▸ **THE TASK**
Write out all entries word for word.

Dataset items
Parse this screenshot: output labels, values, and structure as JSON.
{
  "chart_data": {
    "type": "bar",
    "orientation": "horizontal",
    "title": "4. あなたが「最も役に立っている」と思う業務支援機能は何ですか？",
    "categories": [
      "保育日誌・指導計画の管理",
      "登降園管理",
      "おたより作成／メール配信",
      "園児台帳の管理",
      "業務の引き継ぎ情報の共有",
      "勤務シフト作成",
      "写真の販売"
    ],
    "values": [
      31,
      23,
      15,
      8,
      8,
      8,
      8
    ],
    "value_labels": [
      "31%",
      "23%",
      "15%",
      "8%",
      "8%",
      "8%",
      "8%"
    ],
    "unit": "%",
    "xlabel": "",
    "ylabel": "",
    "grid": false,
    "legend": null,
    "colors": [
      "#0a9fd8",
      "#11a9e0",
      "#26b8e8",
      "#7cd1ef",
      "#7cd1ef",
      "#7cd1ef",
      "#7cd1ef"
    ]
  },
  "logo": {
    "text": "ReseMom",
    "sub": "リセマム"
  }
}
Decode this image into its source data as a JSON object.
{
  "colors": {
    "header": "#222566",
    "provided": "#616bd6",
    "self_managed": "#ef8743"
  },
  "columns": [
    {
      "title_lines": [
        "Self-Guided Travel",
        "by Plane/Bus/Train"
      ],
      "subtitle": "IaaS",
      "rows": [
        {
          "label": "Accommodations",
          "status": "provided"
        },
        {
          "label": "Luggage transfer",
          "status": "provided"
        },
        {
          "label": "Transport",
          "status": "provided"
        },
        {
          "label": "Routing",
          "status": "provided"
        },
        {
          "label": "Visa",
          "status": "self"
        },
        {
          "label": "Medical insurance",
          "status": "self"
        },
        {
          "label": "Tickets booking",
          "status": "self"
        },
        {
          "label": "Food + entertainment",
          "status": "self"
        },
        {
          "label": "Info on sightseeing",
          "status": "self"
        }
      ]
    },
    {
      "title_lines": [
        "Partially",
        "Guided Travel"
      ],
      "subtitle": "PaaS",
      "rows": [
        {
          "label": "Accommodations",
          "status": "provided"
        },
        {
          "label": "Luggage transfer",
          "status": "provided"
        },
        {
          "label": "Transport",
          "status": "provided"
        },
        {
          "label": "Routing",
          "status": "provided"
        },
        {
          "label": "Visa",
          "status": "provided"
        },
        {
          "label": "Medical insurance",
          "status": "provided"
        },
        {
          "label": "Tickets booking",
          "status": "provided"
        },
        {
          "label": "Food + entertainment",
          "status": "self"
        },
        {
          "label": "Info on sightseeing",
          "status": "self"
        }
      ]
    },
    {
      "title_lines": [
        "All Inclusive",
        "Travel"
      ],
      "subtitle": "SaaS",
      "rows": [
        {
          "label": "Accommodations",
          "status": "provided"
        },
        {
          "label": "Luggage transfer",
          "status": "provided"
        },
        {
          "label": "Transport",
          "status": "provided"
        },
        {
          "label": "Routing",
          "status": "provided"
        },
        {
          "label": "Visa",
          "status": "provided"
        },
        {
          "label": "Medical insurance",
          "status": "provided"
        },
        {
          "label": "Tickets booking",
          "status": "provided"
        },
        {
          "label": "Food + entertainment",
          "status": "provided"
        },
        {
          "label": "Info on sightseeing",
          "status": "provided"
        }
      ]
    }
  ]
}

▸ **RESPONSE BELOW**
Parse this screenshot: output labels, values, and structure as JSON.
{
  "chart_data": {
    "type": "bar",
    "orientation": "horizontal",
    "title": "4. あなたが「最も役に立っている」と思う業務支援機能は何ですか？",
    "categories": [
      "保育日誌・指導計画の管理",
      "登降園管理",
      "おたより作成／メール配信",
      "園児台帳の管理",
      "業務の引き継ぎ情報の共有",
      "勤務シフト作成",
      "写真の販売"
    ],
    "values": [
      31,
      23,
      15,
      8,
      8,
      8,
      8
    ],
    "value_labels": [
      "31%",
      "23%",
      "15%",
      "8%",
      "8%",
      "8%",
      "8%"
    ],
    "unit": "%",
    "xlabel": "",
    "ylabel": "",
    "grid": false,
    "legend": null,
    "colors": [
      "#0a9fd8",
      "#11a9e0",
      "#26b8e8",
      "#7cd1ef",
      "#7cd1ef",
      "#7cd1ef",
      "#7cd1ef"
    ]
  },
  "logo": {
    "text": "ReseMom",
    "sub": "リセマム"
  }
}
Decode this image into its source data as a JSON object.
{
  "colors": {
    "header": "#222566",
    "provided": "#616bd6",
    "self_managed": "#ef8743"
  },
  "columns": [
    {
      "title_lines": [
        "Self-Guided Travel",
        "by Plane/Bus/Train"
      ],
      "subtitle": "IaaS",
      "rows": [
        {
          "label": "Accommodations",
          "status": "provided"
        },
        {
          "label": "Luggage transfer",
          "status": "provided"
        },
        {
          "label": "Transport",
          "status": "provided"
        },
        {
          "label": "Routing",
          "status": "provided"
        },
        {
          "label": "Visa",
          "status": "self"
        },
        {
          "label": "Medical insurance",
          "status": "self"
        },
        {
          "label": "Tickets booking",
          "status": "self"
        },
        {
          "label": "Food + entertainment",
          "status": "self"
        },
        {
          "label": "Info on sightseeing",
          "status": "self"
        }
      ]
    },
    {
      "title_lines": [
        "Partially",
        "Guided Travel"
      ],
      "subtitle": "PaaS",
      "rows": [
        {
          "label": "Accommodations",
          "status": "provided"
        },
        {
          "label": "Luggage transfer",
          "status": "provided"
        },
        {
          "label": "Transport",
          "status": "provided"
        },
        {
          "label": "Routing",
          "status": "provided"
        },
        {
          "label": "Visa",
          "status": "provided"
        },
        {
          "label": "Medical insurance",
          "status": "provided"
        },
        {
          "label": "Tickets booking",
          "status": "provided"
        },
        {
          "label": "Food + entertainment",
          "status": "self"
        },
        {
          "label": "Info on sightseeing",
          "status": "self"
        }
      ]
    },
    {
      "title_lines": [
        "All Inclusive",
        "Travel"
      ],
      "subtitle": "SaaS",
      "rows": [
        {
          "label": "Accommodations",
          "status": "provided"
        },
        {
          "label": "Luggage transfer",
          "status": "provided"
        },
        {
          "label": "Transport",
          "status": "provided"
        },
        {
          "label": "Routing",
          "status": "provided"
        },
        {
          "label": "Visa",
          "status": "provided"
        },
        {
          "label": "Medical insurance",
          "status": "provided"
        },
        {
          "label": "Tickets booking",
          "status": "provided"
        },
        {
          "label": "Food + entertainment",
          "status": "provided"
        },
        {
          "label": "Info on sightseeing",
          "status": "provided"
        }
      ]
    }
  ]
}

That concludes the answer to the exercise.